* TASK MATERIAL
┏━━
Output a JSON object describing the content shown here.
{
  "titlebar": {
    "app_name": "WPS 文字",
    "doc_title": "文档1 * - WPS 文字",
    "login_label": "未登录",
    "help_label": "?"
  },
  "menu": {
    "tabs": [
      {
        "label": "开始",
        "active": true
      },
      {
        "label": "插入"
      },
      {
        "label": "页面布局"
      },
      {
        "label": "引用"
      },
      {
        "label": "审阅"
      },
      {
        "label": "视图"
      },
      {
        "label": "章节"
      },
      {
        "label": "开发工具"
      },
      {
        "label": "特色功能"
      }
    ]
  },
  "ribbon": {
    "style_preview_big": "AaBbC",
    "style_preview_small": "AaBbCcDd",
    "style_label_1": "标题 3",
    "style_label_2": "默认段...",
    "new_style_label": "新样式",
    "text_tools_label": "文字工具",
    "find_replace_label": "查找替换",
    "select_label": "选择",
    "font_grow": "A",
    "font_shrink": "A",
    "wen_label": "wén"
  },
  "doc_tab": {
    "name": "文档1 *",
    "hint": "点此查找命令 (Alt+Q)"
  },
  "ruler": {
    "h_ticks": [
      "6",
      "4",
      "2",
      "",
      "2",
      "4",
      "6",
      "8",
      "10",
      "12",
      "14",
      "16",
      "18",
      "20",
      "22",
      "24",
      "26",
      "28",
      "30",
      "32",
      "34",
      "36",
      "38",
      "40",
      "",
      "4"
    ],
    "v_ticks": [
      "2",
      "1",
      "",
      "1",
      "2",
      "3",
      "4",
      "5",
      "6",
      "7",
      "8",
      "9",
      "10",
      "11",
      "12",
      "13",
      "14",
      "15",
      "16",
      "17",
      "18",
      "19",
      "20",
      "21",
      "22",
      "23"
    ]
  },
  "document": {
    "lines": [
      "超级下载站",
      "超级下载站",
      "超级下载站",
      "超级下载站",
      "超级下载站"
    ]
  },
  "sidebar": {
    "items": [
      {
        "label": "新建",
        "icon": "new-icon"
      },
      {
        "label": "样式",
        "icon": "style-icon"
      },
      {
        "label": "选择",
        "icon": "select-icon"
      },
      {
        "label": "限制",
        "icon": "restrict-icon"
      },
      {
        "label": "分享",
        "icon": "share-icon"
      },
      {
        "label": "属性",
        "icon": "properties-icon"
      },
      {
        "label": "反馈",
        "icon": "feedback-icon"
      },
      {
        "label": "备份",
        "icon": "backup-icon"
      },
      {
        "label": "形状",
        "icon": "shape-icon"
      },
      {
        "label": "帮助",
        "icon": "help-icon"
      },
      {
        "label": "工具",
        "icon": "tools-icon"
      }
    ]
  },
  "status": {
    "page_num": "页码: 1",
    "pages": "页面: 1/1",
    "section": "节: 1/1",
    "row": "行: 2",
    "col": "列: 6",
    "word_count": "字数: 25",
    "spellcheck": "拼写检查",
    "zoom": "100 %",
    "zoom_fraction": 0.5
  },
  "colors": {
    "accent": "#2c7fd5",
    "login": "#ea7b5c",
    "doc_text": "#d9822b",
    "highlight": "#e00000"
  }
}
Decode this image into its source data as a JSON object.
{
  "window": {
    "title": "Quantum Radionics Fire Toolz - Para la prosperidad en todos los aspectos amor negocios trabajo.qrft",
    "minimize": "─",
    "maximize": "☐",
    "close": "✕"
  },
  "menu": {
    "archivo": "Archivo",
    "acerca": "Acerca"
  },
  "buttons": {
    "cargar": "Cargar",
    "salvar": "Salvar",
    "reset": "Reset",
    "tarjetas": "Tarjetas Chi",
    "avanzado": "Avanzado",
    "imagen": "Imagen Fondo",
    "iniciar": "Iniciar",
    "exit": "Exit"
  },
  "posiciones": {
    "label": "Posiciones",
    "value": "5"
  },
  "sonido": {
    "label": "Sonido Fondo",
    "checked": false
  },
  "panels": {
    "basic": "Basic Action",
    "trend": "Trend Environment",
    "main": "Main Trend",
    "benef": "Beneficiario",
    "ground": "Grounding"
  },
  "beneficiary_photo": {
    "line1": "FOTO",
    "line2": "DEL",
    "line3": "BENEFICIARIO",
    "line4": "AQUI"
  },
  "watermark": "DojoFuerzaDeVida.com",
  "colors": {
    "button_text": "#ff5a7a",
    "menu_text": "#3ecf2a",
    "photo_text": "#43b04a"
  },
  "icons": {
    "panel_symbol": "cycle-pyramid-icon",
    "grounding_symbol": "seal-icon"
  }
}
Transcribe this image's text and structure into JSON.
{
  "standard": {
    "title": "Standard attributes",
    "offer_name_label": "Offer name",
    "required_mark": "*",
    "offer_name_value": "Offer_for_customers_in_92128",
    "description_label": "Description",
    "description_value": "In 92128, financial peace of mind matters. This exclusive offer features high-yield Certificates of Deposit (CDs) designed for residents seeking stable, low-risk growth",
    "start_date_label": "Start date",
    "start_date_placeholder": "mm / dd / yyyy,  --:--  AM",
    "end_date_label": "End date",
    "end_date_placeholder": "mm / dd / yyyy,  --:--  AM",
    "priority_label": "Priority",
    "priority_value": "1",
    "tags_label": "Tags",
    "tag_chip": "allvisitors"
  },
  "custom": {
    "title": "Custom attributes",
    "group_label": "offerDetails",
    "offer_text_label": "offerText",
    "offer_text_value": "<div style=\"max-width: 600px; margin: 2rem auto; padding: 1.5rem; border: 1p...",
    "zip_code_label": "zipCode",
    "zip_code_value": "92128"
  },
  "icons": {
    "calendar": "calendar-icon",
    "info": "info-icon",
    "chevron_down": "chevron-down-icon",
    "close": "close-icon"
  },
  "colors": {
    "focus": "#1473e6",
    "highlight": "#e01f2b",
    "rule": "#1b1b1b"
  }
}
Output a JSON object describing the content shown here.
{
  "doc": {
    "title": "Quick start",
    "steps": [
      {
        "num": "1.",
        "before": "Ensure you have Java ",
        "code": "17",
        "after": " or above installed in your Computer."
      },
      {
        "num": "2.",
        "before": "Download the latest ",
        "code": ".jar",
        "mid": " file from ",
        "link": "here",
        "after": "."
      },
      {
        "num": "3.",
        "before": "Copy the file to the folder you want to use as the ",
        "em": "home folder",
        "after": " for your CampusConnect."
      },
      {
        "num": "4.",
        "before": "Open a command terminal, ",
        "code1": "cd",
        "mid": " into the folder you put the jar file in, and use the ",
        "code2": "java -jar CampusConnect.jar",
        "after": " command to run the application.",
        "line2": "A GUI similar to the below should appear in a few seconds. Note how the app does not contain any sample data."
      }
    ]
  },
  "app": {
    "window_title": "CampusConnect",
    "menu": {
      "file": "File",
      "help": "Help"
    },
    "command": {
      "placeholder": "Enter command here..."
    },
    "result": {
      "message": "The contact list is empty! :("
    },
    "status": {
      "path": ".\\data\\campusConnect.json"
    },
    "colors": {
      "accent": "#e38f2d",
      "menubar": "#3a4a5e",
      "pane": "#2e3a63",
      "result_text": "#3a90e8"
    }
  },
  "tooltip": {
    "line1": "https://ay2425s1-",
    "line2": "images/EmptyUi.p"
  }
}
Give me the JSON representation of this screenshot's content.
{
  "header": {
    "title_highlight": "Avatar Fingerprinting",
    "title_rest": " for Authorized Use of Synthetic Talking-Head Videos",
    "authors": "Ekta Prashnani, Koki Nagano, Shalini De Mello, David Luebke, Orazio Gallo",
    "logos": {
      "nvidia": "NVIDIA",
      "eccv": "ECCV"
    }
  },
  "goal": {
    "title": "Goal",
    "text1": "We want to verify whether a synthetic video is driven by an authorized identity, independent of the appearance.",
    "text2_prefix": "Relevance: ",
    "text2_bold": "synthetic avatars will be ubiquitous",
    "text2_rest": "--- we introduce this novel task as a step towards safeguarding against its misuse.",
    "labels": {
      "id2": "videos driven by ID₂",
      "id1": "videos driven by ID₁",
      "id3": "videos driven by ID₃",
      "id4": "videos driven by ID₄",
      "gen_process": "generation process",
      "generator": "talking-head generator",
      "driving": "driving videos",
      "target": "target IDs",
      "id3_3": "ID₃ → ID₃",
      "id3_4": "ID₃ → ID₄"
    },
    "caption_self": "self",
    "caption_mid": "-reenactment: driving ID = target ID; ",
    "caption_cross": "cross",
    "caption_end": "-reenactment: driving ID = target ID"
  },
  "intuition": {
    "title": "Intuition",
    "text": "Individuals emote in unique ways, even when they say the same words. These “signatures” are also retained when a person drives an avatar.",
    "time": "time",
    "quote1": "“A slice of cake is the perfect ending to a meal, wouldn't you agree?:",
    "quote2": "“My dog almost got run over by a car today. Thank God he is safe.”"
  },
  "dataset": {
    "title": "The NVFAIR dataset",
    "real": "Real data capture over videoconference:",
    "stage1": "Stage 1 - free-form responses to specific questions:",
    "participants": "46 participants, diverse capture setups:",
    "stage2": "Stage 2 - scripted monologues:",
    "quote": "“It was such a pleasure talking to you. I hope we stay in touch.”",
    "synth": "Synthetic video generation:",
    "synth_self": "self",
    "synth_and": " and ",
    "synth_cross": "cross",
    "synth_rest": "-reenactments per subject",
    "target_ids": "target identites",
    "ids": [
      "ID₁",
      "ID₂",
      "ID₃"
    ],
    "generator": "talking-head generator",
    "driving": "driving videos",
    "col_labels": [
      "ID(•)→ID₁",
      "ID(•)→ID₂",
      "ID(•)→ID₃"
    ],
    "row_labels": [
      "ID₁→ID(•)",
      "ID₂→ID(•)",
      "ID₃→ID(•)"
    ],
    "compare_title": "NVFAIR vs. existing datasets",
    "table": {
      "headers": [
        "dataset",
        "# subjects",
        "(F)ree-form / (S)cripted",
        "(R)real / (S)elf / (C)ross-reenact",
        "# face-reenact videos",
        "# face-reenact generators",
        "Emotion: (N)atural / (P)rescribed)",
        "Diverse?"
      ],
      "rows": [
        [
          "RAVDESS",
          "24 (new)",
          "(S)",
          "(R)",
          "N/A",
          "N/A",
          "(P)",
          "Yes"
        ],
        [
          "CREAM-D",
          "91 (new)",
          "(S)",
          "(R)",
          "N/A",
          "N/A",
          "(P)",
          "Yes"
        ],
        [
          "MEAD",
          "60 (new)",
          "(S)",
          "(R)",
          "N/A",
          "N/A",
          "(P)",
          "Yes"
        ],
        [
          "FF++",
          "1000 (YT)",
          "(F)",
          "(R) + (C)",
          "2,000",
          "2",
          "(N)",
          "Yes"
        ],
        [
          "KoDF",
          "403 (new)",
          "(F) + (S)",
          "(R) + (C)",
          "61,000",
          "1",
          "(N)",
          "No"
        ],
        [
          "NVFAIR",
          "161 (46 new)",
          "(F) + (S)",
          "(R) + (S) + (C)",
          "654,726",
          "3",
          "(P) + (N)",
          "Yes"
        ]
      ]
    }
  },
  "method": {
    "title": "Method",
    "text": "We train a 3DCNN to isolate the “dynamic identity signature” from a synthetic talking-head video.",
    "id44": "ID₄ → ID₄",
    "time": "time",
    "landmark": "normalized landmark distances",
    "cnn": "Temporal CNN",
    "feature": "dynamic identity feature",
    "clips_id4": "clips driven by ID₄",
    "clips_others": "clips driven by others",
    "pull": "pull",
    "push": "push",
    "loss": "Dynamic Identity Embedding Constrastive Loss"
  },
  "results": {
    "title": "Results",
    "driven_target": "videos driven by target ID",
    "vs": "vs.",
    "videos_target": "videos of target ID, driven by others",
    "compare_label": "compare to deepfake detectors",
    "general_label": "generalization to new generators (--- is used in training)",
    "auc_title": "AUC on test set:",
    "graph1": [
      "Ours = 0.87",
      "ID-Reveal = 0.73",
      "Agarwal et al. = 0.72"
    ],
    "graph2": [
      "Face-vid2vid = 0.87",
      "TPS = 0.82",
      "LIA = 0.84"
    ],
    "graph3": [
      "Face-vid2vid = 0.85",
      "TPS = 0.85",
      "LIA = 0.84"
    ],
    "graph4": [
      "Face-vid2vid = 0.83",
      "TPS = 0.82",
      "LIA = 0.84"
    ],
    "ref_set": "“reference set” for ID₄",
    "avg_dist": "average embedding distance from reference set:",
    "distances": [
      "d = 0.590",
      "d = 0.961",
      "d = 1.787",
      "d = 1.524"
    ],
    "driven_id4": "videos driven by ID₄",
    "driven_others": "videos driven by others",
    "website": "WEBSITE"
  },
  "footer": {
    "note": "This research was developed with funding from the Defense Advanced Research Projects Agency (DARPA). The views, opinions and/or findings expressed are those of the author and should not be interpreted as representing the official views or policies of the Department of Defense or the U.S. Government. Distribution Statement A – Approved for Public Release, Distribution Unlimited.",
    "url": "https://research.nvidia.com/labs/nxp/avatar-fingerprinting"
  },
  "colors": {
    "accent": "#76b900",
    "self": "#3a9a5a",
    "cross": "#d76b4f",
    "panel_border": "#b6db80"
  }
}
┗━━
* SHORT PROBLEM
In the entries above, find each line with the string "accent" and copy it.

* SOLUTION
    "accent": "#2c7fd5",
      "accent": "#e38f2d",
    "accent": "#76b900",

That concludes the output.